### WHAT THE TASK ASKS
In the data, extract each line that holds the string "type".

>> BEGIN

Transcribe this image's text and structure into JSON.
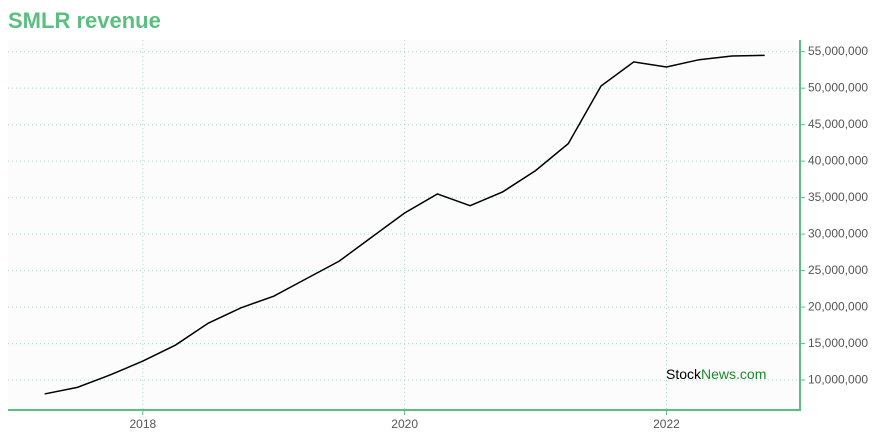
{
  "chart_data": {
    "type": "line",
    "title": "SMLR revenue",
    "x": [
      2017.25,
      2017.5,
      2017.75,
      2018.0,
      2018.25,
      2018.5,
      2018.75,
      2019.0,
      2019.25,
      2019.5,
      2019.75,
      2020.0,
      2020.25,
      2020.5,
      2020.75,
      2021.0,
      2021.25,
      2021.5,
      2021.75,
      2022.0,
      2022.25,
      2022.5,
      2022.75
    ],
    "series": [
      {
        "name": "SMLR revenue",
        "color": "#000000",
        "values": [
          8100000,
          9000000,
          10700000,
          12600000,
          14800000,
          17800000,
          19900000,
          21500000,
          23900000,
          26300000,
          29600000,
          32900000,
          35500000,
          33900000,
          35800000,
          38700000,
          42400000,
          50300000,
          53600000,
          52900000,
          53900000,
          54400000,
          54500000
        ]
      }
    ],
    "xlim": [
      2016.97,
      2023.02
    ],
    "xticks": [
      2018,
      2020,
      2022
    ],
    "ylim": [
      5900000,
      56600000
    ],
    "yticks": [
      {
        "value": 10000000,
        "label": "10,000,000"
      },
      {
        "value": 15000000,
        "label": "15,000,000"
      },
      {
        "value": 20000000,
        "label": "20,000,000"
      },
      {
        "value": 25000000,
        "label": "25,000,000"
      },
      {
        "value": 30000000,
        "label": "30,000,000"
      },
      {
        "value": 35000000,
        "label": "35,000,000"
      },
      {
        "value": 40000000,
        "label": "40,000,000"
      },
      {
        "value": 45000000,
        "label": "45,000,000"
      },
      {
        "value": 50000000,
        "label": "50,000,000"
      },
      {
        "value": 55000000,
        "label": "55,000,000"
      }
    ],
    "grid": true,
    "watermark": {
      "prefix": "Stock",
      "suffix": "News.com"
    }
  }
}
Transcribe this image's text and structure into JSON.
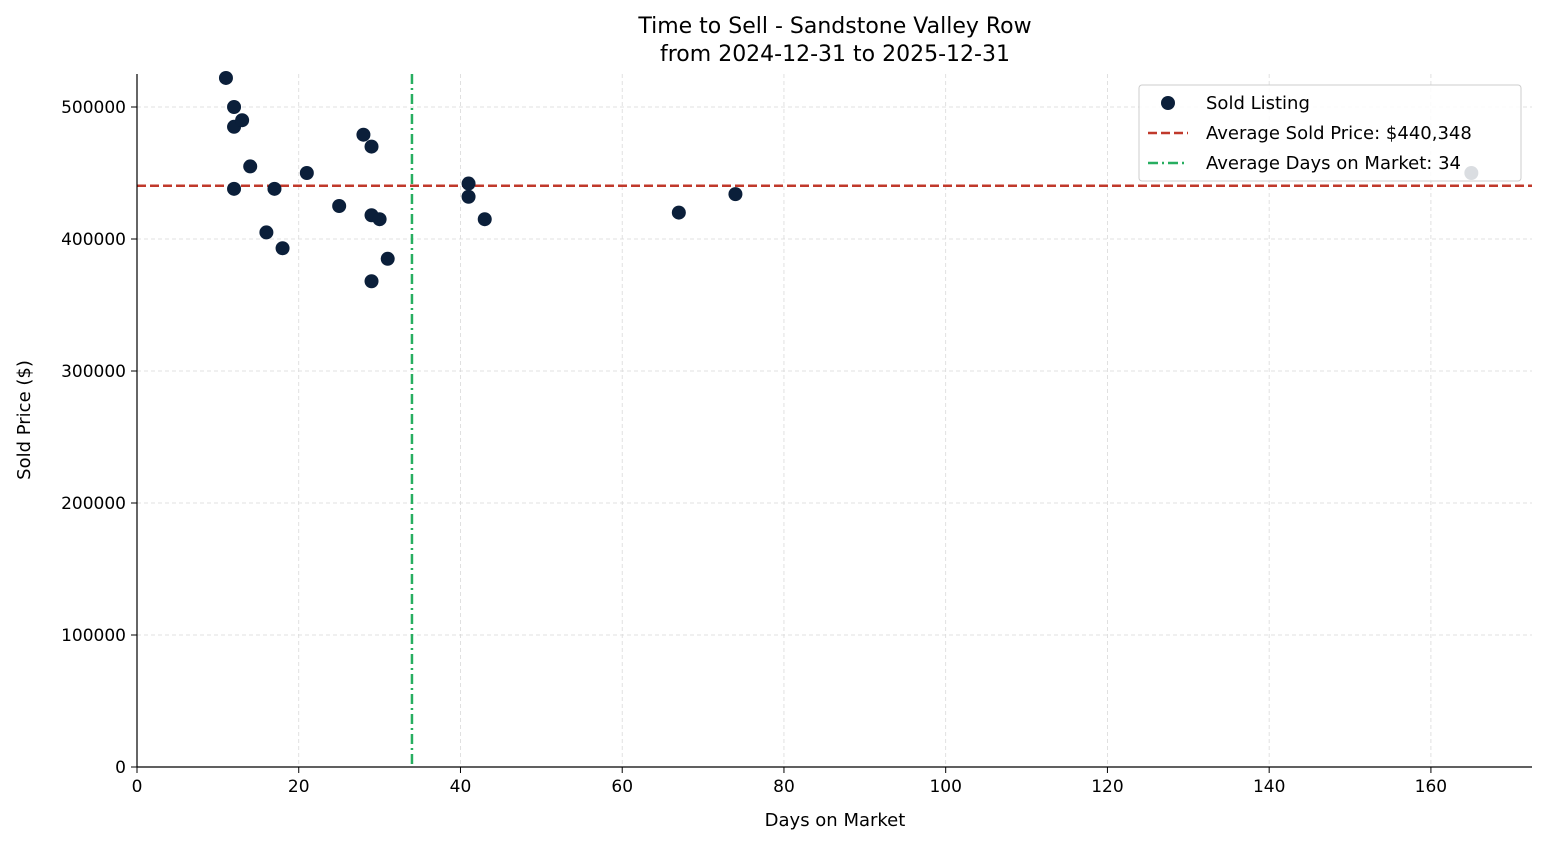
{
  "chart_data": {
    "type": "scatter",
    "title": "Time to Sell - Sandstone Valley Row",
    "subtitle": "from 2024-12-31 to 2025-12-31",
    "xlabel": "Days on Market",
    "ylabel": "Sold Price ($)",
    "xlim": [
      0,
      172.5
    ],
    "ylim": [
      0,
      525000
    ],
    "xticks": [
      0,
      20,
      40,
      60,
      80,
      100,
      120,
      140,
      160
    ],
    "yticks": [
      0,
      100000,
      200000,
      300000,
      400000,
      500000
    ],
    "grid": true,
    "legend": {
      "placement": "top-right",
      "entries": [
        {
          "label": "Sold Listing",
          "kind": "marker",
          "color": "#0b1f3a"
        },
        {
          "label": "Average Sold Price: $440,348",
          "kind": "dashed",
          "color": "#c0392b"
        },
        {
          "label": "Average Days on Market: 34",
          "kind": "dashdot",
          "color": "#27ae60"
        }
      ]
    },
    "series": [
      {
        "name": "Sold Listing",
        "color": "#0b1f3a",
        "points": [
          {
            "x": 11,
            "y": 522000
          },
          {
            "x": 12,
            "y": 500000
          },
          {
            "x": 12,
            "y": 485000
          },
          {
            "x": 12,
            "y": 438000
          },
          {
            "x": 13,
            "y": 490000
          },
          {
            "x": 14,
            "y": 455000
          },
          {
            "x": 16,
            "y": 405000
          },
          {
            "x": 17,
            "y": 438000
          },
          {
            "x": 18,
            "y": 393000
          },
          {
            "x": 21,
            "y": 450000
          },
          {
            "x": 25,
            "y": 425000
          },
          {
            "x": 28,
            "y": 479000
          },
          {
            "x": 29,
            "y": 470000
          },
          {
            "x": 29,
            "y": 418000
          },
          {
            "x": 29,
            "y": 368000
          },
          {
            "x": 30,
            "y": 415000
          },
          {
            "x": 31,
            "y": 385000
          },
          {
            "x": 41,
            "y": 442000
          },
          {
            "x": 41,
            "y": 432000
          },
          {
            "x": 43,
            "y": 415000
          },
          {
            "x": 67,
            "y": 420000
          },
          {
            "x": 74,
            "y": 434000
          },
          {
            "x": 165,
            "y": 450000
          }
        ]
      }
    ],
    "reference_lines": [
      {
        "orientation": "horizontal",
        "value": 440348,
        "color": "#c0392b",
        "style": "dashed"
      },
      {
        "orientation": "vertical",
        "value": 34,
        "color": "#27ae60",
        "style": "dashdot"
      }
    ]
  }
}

>> END
>> BEGIN

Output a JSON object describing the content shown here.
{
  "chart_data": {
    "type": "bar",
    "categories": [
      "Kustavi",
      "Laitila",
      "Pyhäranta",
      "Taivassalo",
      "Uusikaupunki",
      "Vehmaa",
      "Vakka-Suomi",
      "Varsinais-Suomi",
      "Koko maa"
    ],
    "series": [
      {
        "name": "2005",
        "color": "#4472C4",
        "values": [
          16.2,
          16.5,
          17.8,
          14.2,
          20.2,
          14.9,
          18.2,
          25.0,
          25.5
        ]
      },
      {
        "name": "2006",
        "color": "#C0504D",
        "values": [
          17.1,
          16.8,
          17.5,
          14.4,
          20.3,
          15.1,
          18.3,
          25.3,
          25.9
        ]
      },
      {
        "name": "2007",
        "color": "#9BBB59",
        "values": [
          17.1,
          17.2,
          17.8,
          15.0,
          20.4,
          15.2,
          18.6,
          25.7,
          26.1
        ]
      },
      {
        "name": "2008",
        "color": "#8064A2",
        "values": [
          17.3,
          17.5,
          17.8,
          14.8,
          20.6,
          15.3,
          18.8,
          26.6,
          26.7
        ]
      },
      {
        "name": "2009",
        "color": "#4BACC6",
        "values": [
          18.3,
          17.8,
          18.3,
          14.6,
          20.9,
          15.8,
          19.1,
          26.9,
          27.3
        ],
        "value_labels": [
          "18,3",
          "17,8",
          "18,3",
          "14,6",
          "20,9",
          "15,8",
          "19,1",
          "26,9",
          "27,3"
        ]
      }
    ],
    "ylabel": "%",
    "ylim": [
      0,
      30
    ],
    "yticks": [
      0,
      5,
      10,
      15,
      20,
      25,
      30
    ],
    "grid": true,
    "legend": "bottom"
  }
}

>> END
>> BEGIN

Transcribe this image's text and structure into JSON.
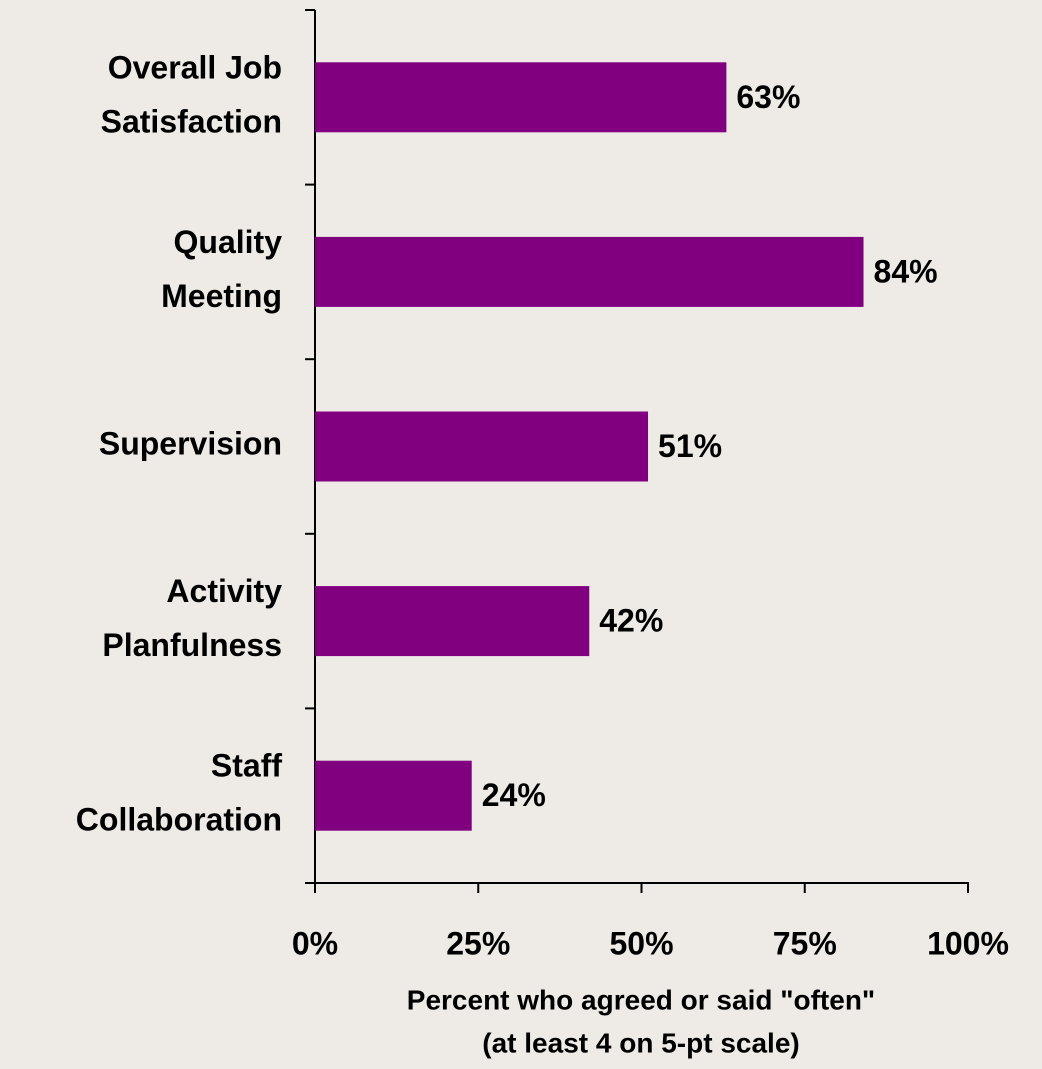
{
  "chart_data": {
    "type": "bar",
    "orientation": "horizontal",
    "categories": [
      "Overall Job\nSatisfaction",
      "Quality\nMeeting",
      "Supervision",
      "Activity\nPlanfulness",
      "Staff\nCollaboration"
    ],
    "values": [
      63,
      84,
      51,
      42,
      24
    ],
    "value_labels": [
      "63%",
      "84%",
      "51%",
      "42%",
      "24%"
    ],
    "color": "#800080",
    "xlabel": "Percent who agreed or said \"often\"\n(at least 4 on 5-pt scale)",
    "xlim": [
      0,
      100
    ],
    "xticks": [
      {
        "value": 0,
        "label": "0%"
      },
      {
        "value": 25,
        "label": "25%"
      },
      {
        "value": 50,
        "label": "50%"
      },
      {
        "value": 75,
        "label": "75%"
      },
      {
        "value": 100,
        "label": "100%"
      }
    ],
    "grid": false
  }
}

>> END

### FULL SOLUTION
    "type": "line",
    "type": "scatter",
    "type": "bar",
    "type": "bar",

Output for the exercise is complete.